╭─ Provided entries

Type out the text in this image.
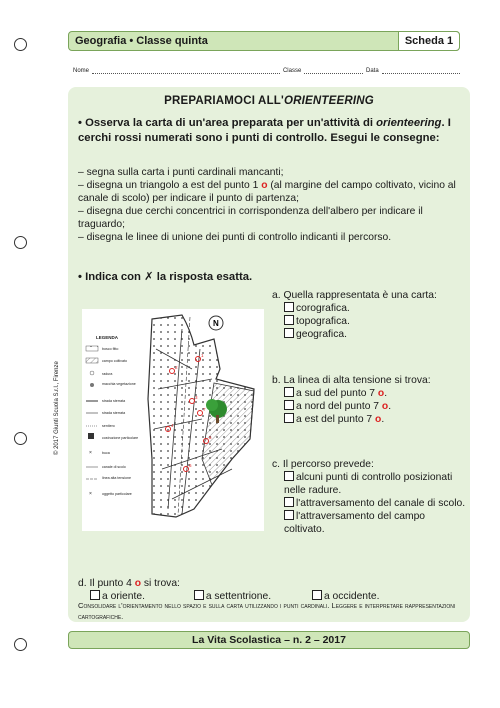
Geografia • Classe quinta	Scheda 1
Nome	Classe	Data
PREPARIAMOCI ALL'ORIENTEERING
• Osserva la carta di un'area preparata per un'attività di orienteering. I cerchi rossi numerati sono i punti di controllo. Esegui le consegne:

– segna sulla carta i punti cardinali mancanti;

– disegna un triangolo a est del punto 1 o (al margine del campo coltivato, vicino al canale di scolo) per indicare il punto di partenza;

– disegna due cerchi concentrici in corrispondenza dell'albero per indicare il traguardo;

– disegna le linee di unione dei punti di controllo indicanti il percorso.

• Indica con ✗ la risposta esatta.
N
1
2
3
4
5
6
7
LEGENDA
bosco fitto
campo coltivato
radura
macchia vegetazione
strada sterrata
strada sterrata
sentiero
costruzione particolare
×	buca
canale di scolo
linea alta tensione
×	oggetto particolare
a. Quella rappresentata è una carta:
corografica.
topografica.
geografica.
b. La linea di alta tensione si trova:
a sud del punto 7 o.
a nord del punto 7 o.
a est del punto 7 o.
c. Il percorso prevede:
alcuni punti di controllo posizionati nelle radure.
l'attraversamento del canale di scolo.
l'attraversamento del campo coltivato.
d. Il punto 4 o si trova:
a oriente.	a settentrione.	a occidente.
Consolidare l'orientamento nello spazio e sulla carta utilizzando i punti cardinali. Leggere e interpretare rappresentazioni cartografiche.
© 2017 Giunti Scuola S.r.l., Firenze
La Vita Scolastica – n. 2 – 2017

╰─
╭─ Provided entries

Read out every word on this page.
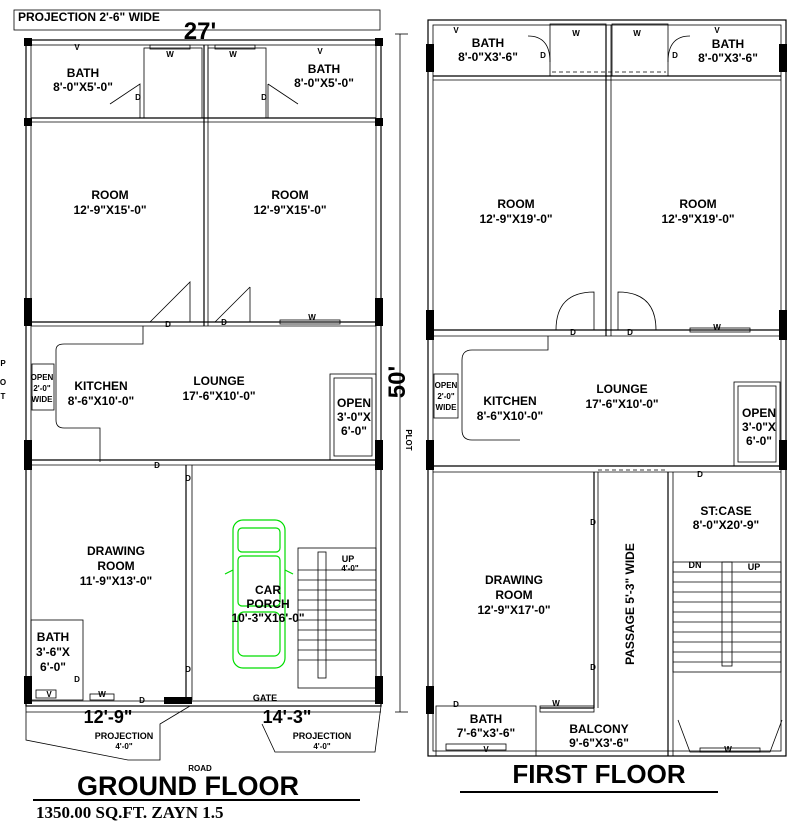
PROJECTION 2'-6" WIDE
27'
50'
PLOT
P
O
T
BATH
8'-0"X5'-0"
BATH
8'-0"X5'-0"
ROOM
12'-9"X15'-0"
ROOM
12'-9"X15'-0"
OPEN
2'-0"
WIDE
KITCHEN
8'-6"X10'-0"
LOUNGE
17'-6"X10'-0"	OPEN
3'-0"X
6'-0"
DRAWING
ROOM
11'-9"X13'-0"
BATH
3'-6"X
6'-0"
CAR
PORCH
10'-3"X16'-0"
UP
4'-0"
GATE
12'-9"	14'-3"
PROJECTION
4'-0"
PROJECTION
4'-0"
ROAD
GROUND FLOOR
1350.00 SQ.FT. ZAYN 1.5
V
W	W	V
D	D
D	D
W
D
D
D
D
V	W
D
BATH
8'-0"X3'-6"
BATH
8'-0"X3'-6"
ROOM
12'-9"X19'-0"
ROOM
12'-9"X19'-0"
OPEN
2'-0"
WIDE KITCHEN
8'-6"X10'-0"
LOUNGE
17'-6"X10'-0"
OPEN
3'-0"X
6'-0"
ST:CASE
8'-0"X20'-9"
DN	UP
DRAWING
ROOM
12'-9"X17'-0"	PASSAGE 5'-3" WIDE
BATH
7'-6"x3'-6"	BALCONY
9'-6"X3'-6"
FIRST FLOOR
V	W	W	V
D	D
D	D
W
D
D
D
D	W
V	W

╰─
╭─ Provided entries

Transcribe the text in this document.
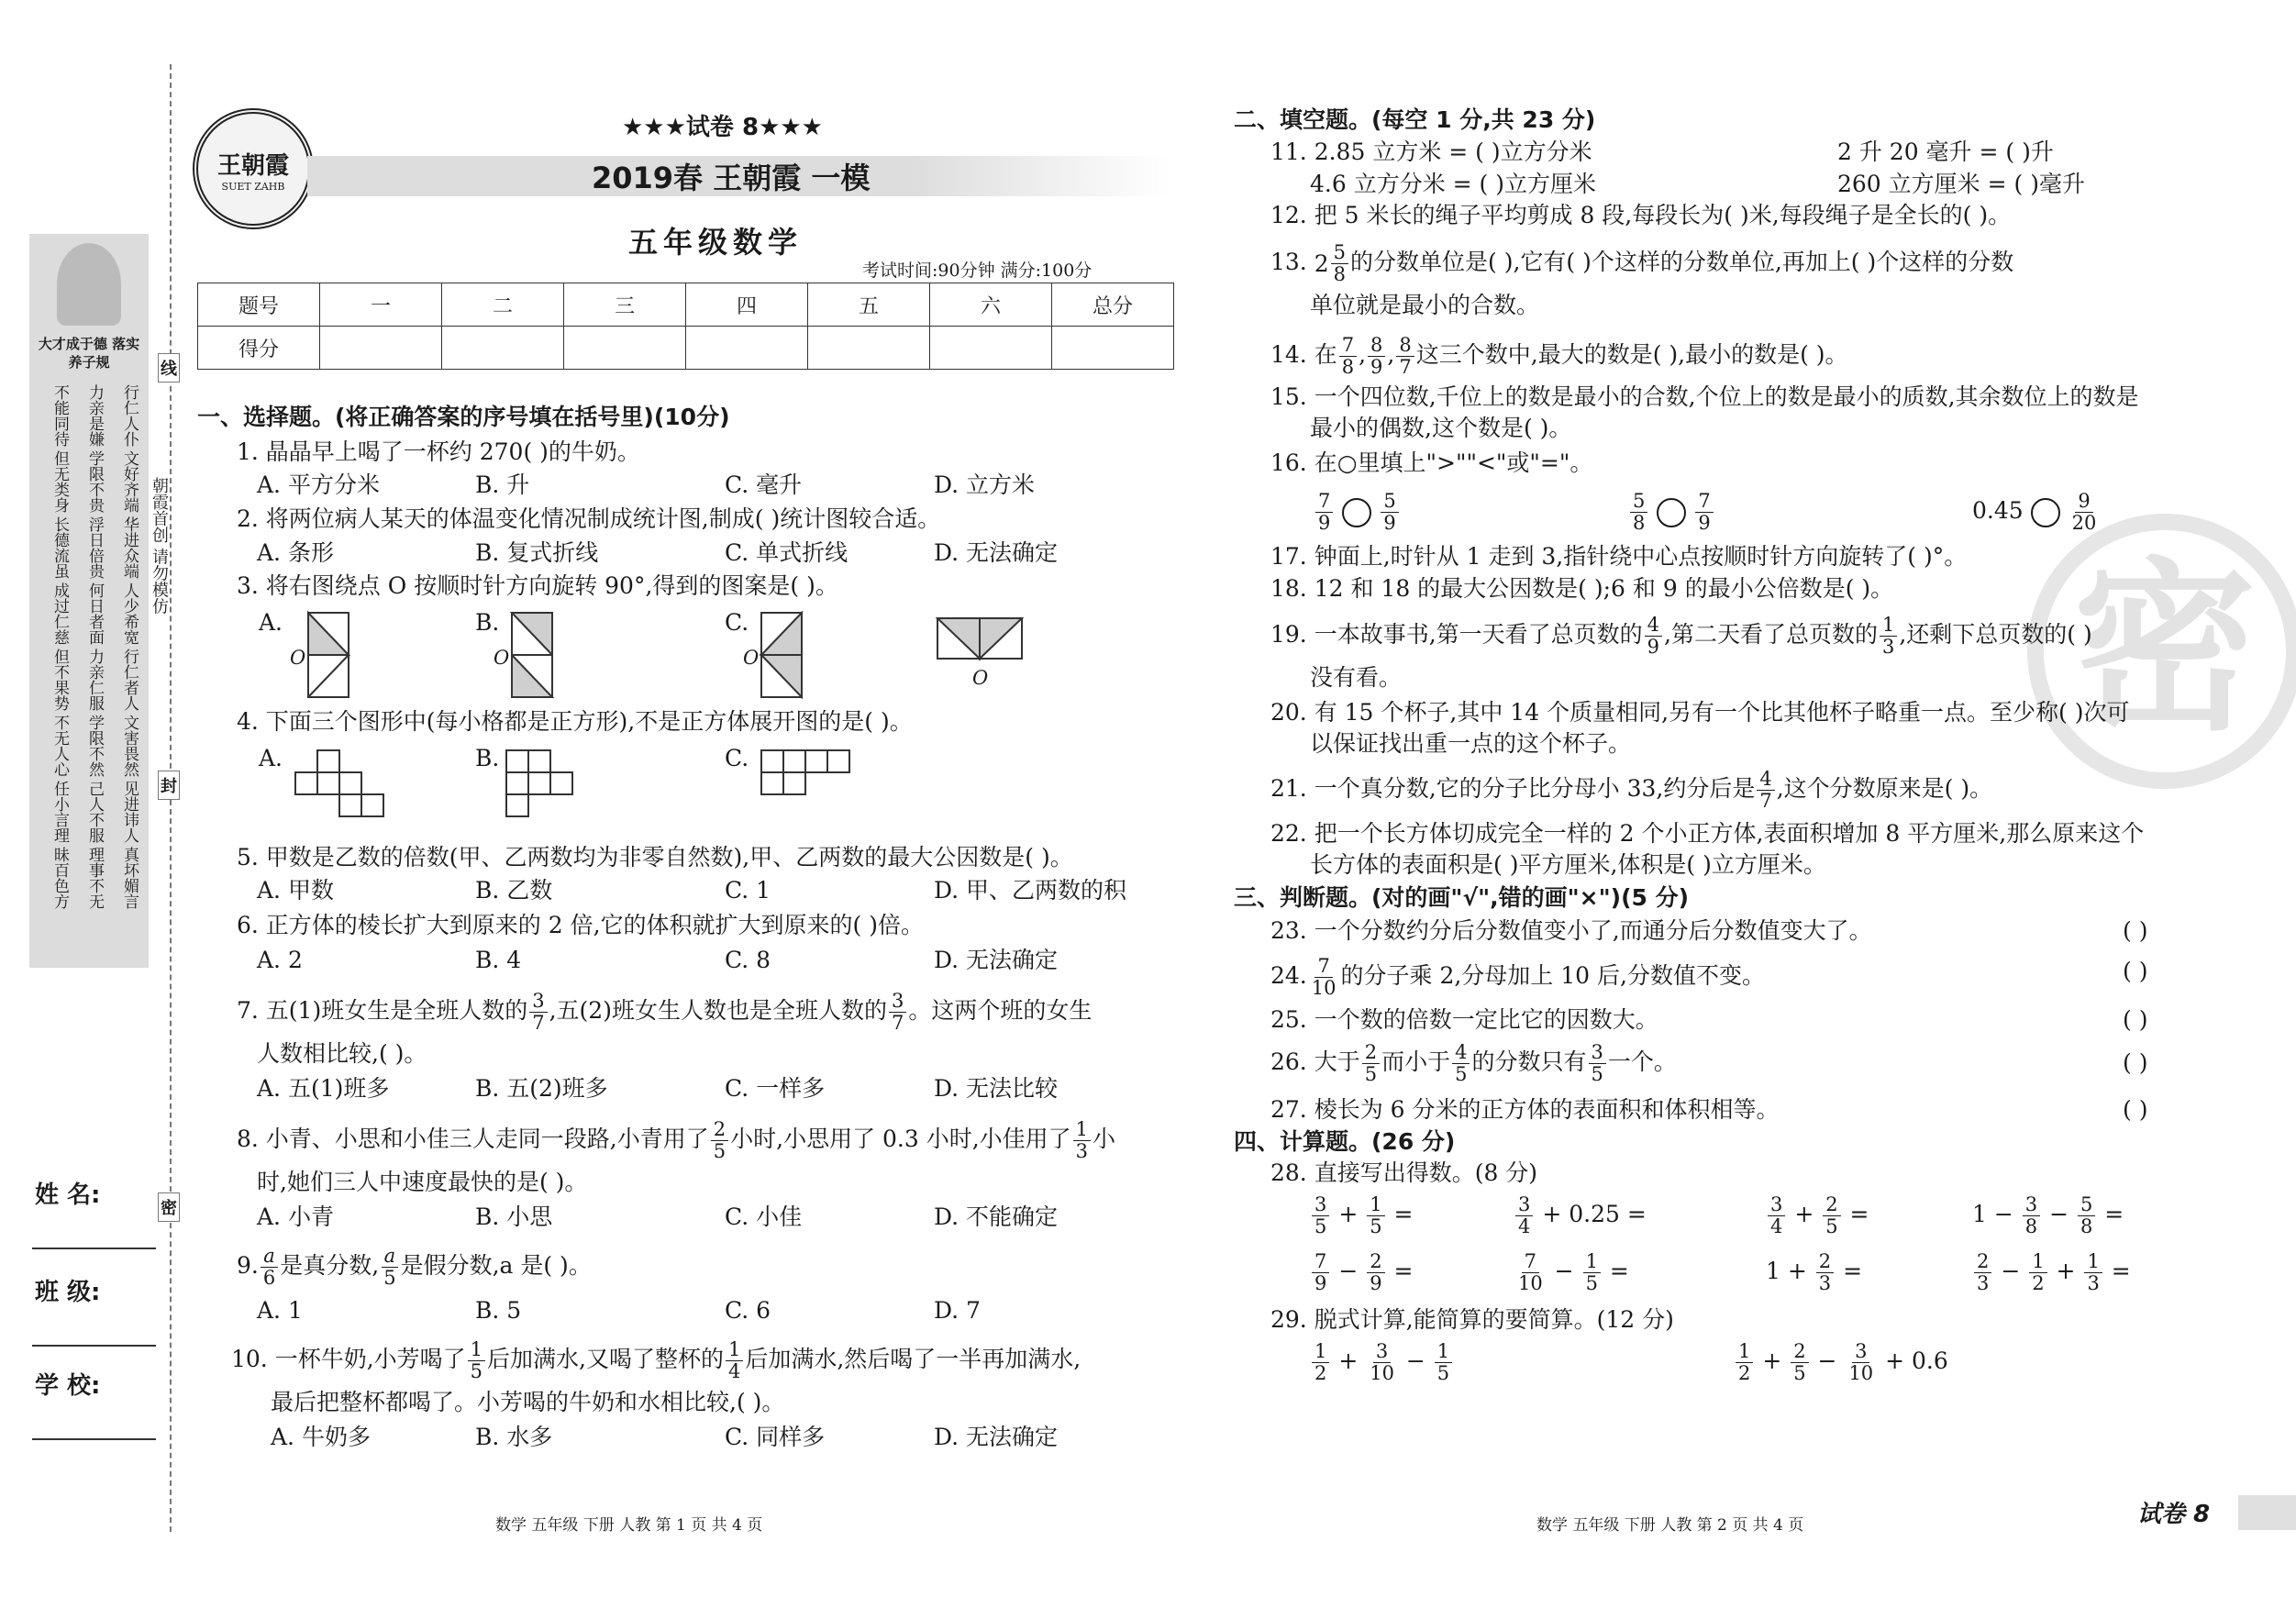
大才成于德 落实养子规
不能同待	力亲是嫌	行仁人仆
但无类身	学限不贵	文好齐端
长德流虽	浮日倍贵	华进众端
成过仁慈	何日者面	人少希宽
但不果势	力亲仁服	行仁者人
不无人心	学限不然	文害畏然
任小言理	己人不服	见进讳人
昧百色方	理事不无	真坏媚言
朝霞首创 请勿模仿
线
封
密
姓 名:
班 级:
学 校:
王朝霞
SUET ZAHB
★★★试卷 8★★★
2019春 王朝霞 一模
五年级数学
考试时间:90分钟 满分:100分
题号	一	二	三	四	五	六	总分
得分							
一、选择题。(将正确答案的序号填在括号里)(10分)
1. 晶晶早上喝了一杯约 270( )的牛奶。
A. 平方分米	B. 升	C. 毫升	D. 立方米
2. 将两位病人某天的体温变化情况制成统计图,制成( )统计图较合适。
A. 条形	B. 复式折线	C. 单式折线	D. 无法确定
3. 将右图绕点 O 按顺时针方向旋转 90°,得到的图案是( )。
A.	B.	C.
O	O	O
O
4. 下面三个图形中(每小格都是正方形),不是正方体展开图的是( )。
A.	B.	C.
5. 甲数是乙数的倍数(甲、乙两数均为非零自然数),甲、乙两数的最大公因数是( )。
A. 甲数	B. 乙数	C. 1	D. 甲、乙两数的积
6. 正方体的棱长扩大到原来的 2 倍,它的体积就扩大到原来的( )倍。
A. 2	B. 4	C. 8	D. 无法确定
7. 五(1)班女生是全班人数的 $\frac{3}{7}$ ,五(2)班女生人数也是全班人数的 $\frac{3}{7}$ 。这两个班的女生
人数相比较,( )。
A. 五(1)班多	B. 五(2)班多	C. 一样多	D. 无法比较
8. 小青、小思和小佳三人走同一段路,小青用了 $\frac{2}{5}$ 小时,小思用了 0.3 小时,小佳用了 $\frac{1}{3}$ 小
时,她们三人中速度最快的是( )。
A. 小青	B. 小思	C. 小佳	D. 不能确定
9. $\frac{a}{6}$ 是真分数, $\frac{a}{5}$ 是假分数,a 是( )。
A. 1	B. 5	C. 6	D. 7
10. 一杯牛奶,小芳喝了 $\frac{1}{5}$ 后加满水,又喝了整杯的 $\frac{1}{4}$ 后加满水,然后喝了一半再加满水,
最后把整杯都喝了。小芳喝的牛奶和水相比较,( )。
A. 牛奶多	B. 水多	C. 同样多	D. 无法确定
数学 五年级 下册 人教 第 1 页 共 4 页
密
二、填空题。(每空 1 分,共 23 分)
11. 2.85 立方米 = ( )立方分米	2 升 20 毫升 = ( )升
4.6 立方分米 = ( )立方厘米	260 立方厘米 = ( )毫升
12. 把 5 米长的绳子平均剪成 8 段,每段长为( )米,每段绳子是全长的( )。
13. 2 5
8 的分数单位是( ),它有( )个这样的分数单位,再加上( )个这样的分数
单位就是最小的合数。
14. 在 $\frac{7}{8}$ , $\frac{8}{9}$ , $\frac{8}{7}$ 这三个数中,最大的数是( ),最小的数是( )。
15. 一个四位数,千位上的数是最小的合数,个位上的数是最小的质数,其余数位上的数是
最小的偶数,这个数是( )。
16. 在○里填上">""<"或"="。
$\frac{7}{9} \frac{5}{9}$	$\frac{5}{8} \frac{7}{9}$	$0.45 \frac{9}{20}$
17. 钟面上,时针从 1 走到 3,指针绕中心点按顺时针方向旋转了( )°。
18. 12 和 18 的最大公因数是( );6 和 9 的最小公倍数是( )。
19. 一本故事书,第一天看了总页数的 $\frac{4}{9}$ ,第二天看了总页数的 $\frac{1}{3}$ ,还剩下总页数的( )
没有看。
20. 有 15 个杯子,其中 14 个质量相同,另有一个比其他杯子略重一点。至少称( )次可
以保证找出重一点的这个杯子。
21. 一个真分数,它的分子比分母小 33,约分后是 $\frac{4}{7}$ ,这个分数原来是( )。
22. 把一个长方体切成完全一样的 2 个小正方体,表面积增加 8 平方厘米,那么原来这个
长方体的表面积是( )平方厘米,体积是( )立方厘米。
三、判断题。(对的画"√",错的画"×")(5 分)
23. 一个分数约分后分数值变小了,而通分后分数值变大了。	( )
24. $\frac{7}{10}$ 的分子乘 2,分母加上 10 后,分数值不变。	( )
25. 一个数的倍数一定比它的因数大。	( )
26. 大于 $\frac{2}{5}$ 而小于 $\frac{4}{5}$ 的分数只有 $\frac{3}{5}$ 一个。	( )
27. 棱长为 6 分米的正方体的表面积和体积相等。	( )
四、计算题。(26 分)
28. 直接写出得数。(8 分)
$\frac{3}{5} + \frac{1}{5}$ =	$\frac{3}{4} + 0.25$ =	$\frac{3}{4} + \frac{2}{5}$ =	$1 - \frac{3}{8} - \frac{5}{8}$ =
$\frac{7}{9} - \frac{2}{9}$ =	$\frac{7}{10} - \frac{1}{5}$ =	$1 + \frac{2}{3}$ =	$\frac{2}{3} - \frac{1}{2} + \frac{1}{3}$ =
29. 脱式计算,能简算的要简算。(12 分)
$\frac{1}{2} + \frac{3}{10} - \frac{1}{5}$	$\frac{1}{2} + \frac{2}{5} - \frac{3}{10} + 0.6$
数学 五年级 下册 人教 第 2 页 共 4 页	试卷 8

╰─

» Aim: In the records above, how many lines contain the word "无法确定"? Give the number alone.

» Correct answer: 3